EXERCISE A: List every place that the flood-risk interview below mentions by a proper name.

SELECTED TEXT:
*****

Baroness Young: I certainly think there are things that we can learn, though obviously the scale of the thing is one we anticipate would be unlikely in the UK.
The likelihood of us having something that would wipe out the entire country is fairly remote.
The biggest risk to the UK is a big east coast storm surge. If it was a sufficiently severe one it would over-top the defences and we could see substantial flooding to about 11km inland in some places.
That is about the biggest equivalent risk that we could face but it is far from being on the sort of scale that we see in New Orleans.
Question: Is our contingency planning robust enough for an event such as that?
Baroness Young: I certainly think that London is well prepared. We have got defences that protect London against a one-in-a-thousand year event - a really extreme event that would overtop the defences and barrier in London I think is a pretty remote possibility.
The general contingency arrangements about what to do if London is hit by some disaster are pretty well rehearsed because of the terrorism threat.
So I think London is pretty well placed both in terms of being pretty well protected and in terms of having a practiced routine for what happens if there is a big public disaster.
I think in other places in the country we have got less well-defended areas, particularly on the coast.
We have recently done an exercise, called Exercise Triton, which looked at what would happen if a one-in-a-thousand year storm surge hit the south and east coasts.

*****

Items listed in a dataset
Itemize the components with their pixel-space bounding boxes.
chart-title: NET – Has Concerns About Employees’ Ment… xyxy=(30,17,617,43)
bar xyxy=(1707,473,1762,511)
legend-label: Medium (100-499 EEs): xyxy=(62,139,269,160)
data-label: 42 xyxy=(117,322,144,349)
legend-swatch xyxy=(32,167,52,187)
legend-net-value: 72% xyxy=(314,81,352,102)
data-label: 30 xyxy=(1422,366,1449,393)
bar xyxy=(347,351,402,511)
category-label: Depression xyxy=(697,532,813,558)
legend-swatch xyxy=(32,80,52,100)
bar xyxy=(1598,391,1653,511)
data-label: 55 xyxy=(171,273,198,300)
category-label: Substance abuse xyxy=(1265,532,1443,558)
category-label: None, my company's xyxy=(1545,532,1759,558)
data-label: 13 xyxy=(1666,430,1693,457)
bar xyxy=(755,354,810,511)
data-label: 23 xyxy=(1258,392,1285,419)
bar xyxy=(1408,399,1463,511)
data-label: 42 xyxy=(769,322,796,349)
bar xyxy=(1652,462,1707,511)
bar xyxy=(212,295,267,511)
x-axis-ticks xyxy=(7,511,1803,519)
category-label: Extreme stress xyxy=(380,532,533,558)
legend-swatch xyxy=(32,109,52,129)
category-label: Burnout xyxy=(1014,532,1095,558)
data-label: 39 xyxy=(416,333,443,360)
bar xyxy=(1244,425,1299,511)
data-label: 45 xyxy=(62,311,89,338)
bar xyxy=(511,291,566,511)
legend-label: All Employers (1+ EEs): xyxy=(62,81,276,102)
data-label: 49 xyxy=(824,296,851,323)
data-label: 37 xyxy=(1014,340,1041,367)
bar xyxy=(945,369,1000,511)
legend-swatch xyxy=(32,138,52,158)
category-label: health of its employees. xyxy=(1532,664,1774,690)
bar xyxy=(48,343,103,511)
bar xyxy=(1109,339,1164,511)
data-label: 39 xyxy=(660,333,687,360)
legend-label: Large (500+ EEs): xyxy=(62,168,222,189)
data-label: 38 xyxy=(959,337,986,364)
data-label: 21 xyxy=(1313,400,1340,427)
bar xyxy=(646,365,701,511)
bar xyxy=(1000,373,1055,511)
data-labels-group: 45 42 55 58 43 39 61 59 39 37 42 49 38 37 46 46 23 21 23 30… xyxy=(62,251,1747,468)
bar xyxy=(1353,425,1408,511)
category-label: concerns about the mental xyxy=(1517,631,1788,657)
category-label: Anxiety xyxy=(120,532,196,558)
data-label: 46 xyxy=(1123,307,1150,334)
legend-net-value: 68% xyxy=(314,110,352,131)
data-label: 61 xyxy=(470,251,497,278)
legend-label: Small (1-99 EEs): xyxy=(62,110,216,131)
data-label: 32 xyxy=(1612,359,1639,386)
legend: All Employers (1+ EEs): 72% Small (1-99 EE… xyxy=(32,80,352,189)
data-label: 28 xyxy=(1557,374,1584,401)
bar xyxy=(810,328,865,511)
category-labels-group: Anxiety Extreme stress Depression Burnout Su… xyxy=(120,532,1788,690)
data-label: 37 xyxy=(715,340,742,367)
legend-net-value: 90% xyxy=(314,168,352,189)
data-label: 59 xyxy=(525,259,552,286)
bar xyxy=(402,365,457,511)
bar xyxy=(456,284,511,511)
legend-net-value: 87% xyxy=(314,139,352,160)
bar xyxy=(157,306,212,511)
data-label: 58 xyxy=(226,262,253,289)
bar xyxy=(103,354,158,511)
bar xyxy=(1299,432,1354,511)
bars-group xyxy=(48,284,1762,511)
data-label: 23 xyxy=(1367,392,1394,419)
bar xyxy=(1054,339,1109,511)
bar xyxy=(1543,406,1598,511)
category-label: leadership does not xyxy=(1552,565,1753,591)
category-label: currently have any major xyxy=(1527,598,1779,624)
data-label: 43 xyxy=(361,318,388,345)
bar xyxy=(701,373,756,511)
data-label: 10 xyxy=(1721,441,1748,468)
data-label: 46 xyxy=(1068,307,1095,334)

*****

EXERCISE B: Echo the dataset rows above, starting with the first row and going on through the row that contains "bar xyxy=(1598,391,1653,511)".

COMPLETE RESPONSE A: UK, New Orleans, London

COMPLETE RESPONSE B:
Itemize the components with their pixel-space bounding boxes.
chart-title: NET – Has Concerns About Employees’ Ment… xyxy=(30,17,617,43)
bar xyxy=(1707,473,1762,511)
legend-label: Medium (100-499 EEs): xyxy=(62,139,269,160)
data-label: 42 xyxy=(117,322,144,349)
legend-swatch xyxy=(32,167,52,187)
legend-net-value: 72% xyxy=(314,81,352,102)
data-label: 30 xyxy=(1422,366,1449,393)
bar xyxy=(347,351,402,511)
category-label: Depression xyxy=(697,532,813,558)
legend-swatch xyxy=(32,80,52,100)
bar xyxy=(1598,391,1653,511)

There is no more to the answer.